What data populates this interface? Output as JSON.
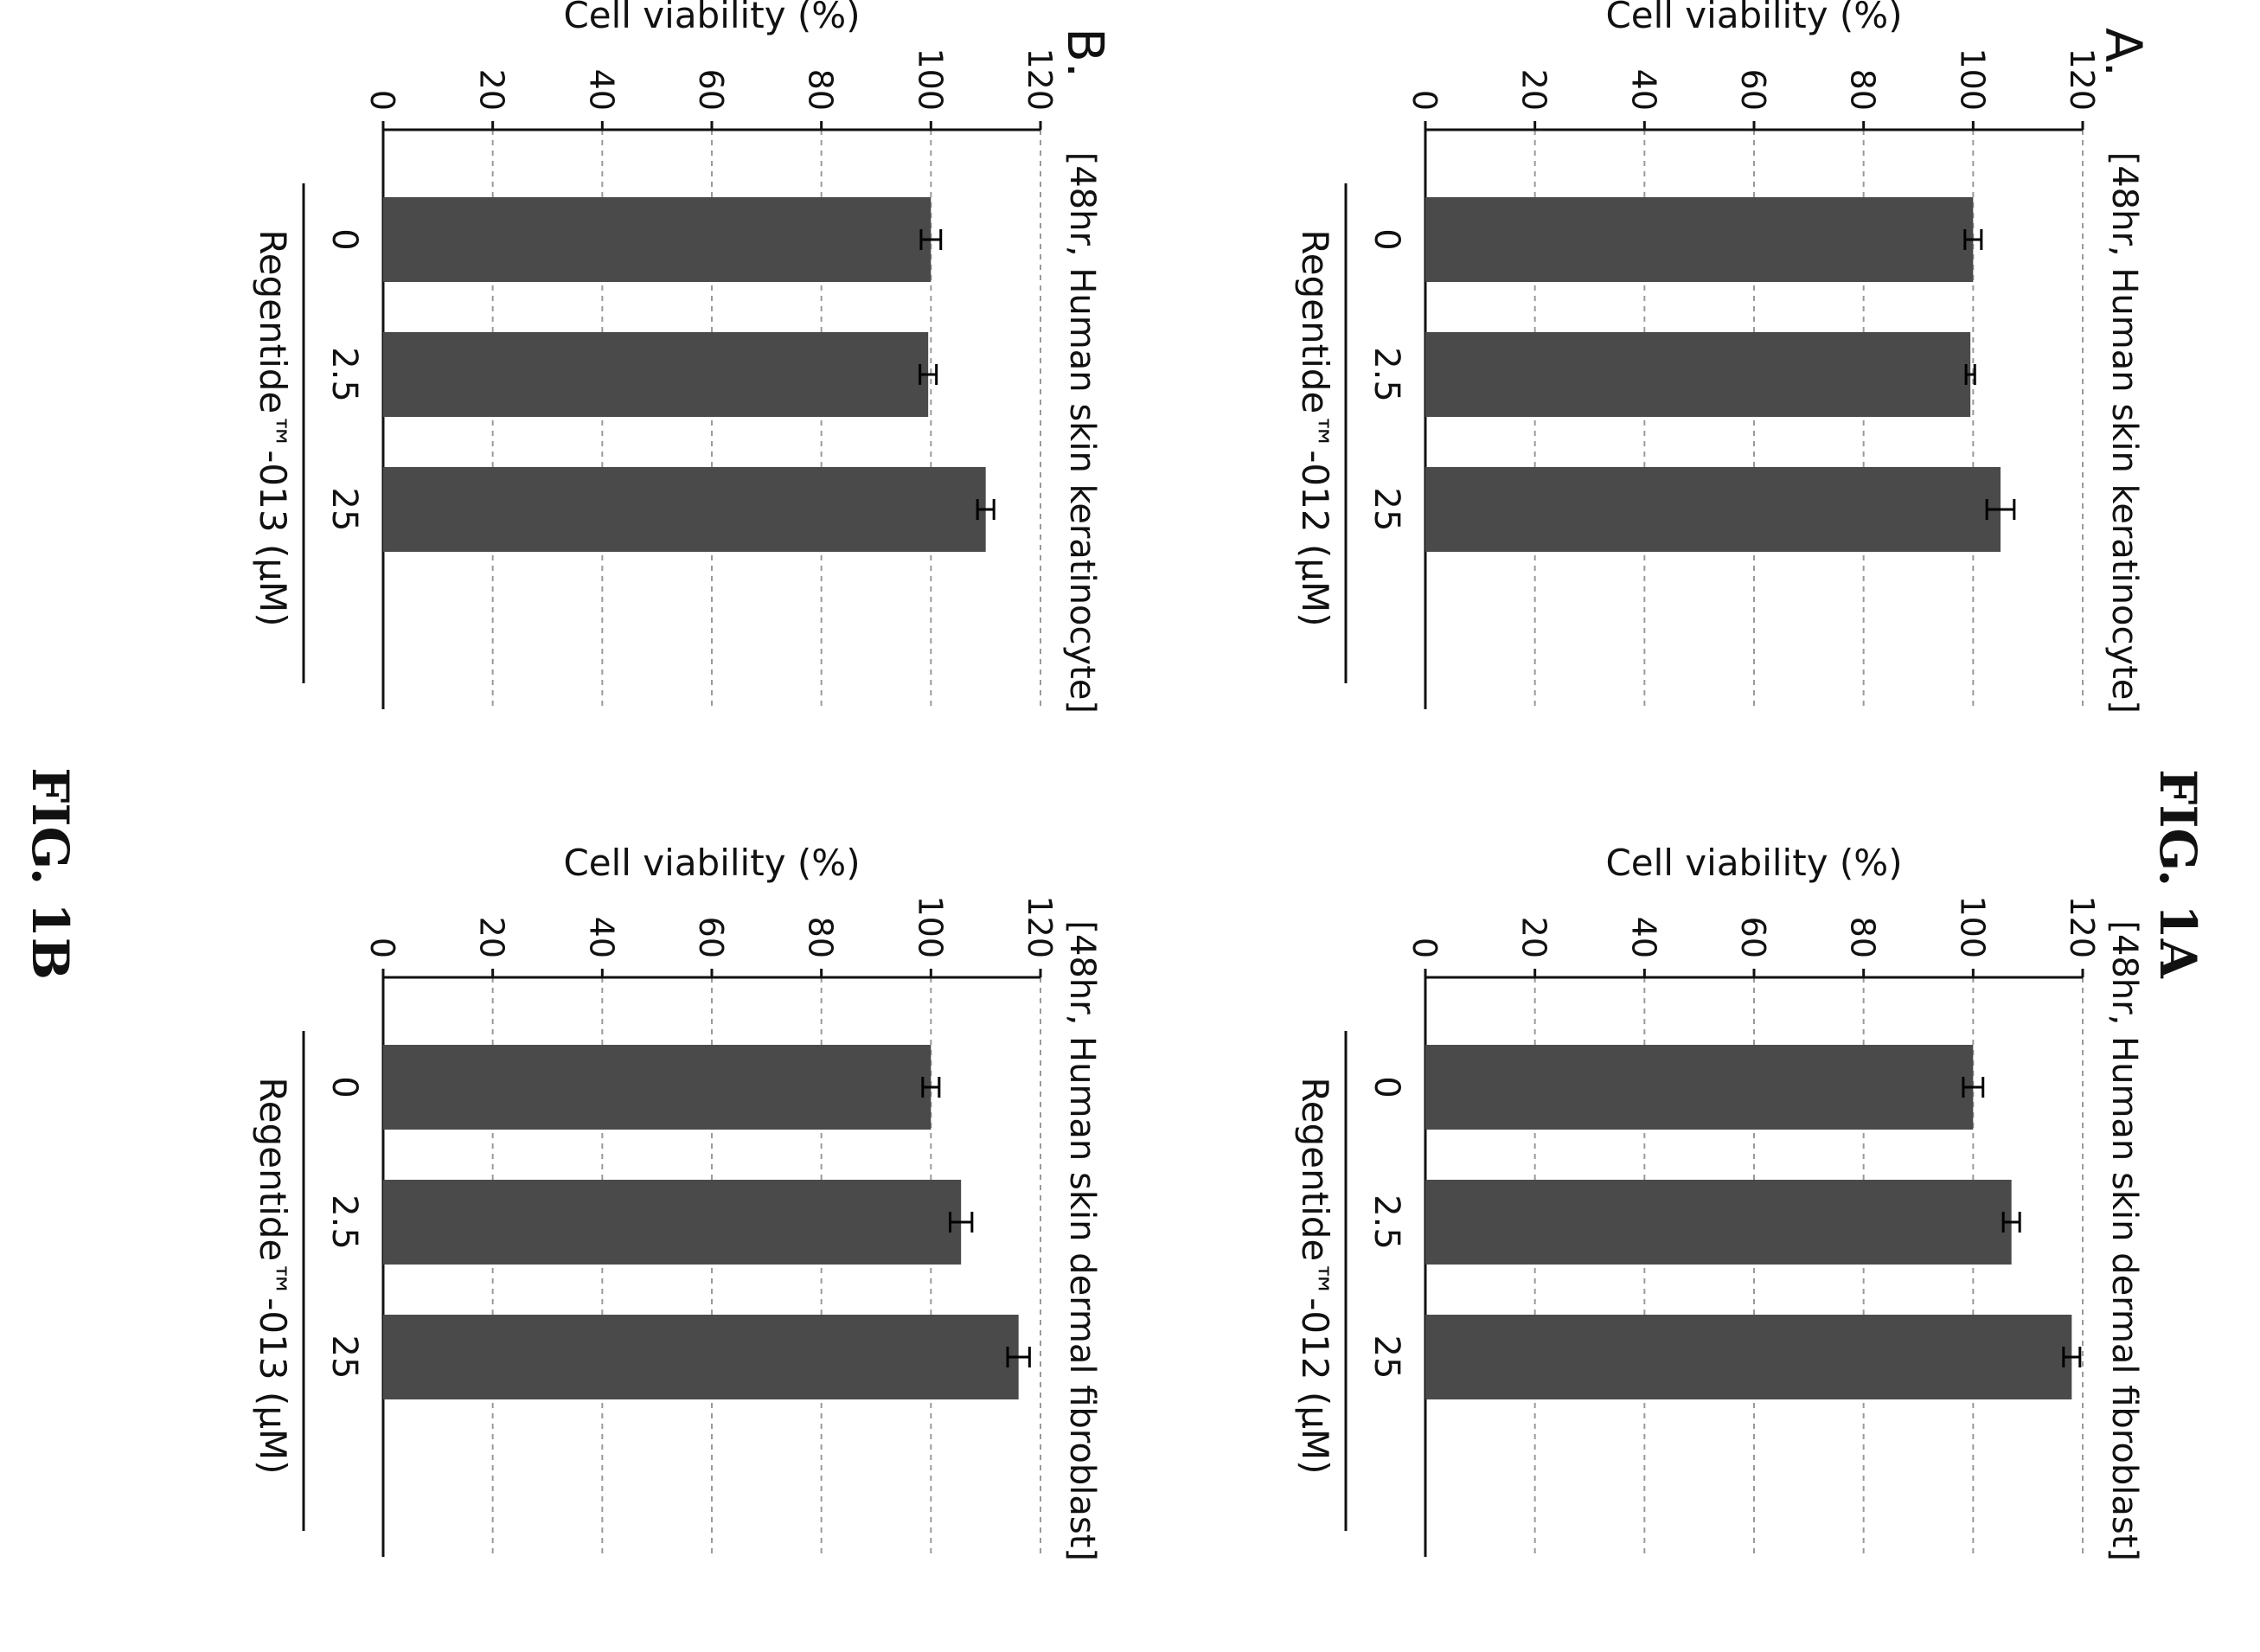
{
  "figure_labels": {
    "top": "FIG. 1A",
    "bottom": "FIG. 1B"
  },
  "panel_labels": {
    "a": "A.",
    "b": "B."
  },
  "colors": {
    "bar": "#4a4a4a",
    "axis": "#111111",
    "grid": "#9a9a9a"
  },
  "chart_data": [
    {
      "type": "bar",
      "panel": "A",
      "title": "[48hr, Human skin keratinocyte]",
      "ylabel": "Cell viability (%)",
      "xlabel": "Regentide™-012 (μM)",
      "categories": [
        "0",
        "2.5",
        "25"
      ],
      "values": [
        100,
        99.5,
        105
      ],
      "errors": [
        1.5,
        0.8,
        2.5
      ],
      "ylim": [
        0,
        120
      ],
      "yticks": [
        0,
        20,
        40,
        60,
        80,
        100,
        120
      ],
      "grid": true
    },
    {
      "type": "bar",
      "panel": "A",
      "title": "[48hr, Human skin dermal fibroblast]",
      "ylabel": "Cell viability (%)",
      "xlabel": "Regentide™-012 (μM)",
      "categories": [
        "0",
        "2.5",
        "25"
      ],
      "values": [
        100,
        107,
        118
      ],
      "errors": [
        1.8,
        1.5,
        1.5
      ],
      "ylim": [
        0,
        120
      ],
      "yticks": [
        0,
        20,
        40,
        60,
        80,
        100,
        120
      ],
      "grid": true
    },
    {
      "type": "bar",
      "panel": "B",
      "title": "[48hr, Human skin keratinocyte]",
      "ylabel": "Cell viability (%)",
      "xlabel": "Regentide™-013 (μM)",
      "categories": [
        "0",
        "2.5",
        "25"
      ],
      "values": [
        100,
        99.5,
        110
      ],
      "errors": [
        1.8,
        1.5,
        1.5
      ],
      "ylim": [
        0,
        120
      ],
      "yticks": [
        0,
        20,
        40,
        60,
        80,
        100,
        120
      ],
      "grid": true
    },
    {
      "type": "bar",
      "panel": "B",
      "title": "[48hr, Human skin dermal fibroblast]",
      "ylabel": "Cell viability (%)",
      "xlabel": "Regentide™-013 (μM)",
      "categories": [
        "0",
        "2.5",
        "25"
      ],
      "values": [
        100,
        105.5,
        116
      ],
      "errors": [
        1.5,
        2.0,
        2.0
      ],
      "ylim": [
        0,
        120
      ],
      "yticks": [
        0,
        20,
        40,
        60,
        80,
        100,
        120
      ],
      "grid": true
    }
  ]
}
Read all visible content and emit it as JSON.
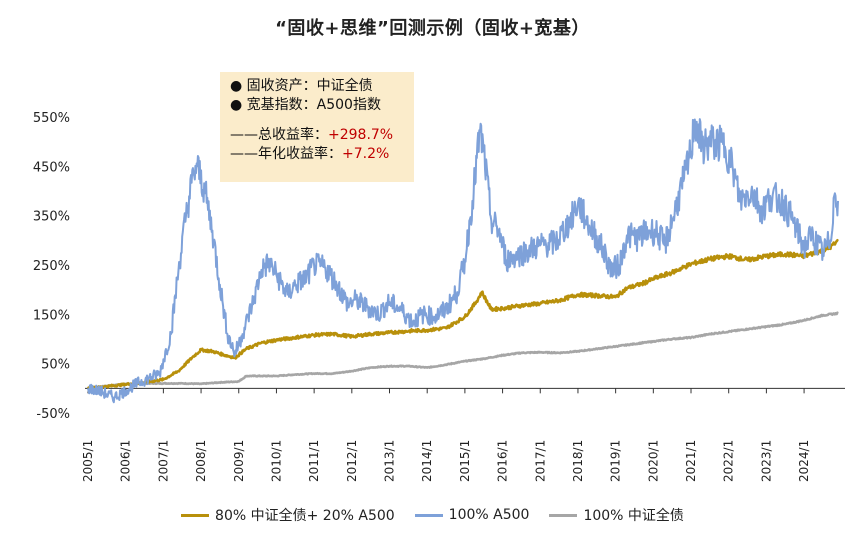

########################################

(What this task involves): Every line above should be returned exactly; the pictures stay out.

(Answer in full):
What data populates this interface? Output as JSON.
{
  "figure_labels": {
    "top": "FIG. 1A",
    "bottom": "FIG. 1B"
  },
  "panel_labels": {
    "a": "A.",
    "b": "B."
  },
  "colors": {
    "bar": "#4a4a4a",
    "axis": "#111111",
    "grid": "#9a9a9a"
  },
  "chart_data": [
    {
      "type": "bar",
      "panel": "A",
      "title": "[48hr, Human skin keratinocyte]",
      "ylabel": "Cell viability (%)",
      "xlabel": "Regentide™-012 (μM)",
      "categories": [
        "0",
        "2.5",
        "25"
      ],
      "values": [
        100,
        99.5,
        105
      ],
      "errors": [
        1.5,
        0.8,
        2.5
      ],
      "ylim": [
        0,
        120
      ],
      "yticks": [
        0,
        20,
        40,
        60,
        80,
        100,
        120
      ],
      "grid": true
    },
    {
      "type": "bar",
      "panel": "A",
      "title": "[48hr, Human skin dermal fibroblast]",
      "ylabel": "Cell viability (%)",
      "xlabel": "Regentide™-012 (μM)",
      "categories": [
        "0",
        "2.5",
        "25"
      ],
      "values": [
        100,
        107,
        118
      ],
      "errors": [
        1.8,
        1.5,
        1.5
      ],
      "ylim": [
        0,
        120
      ],
      "yticks": [
        0,
        20,
        40,
        60,
        80,
        100,
        120
      ],
      "grid": true
    },
    {
      "type": "bar",
      "panel": "B",
      "title": "[48hr, Human skin keratinocyte]",
      "ylabel": "Cell viability (%)",
      "xlabel": "Regentide™-013 (μM)",
      "categories": [
        "0",
        "2.5",
        "25"
      ],
      "values": [
        100,
        99.5,
        110
      ],
      "errors": [
        1.8,
        1.5,
        1.5
      ],
      "ylim": [
        0,
        120
      ],
      "yticks": [
        0,
        20,
        40,
        60,
        80,
        100,
        120
      ],
      "grid": true
    },
    {
      "type": "bar",
      "panel": "B",
      "title": "[48hr, Human skin dermal fibroblast]",
      "ylabel": "Cell viability (%)",
      "xlabel": "Regentide™-013 (μM)",
      "categories": [
        "0",
        "2.5",
        "25"
      ],
      "values": [
        100,
        105.5,
        116
      ],
      "errors": [
        1.5,
        2.0,
        2.0
      ],
      "ylim": [
        0,
        120
      ],
      "yticks": [
        0,
        20,
        40,
        60,
        80,
        100,
        120
      ],
      "grid": true
    }
  ]
}
Read all visible content and emit it as JSON.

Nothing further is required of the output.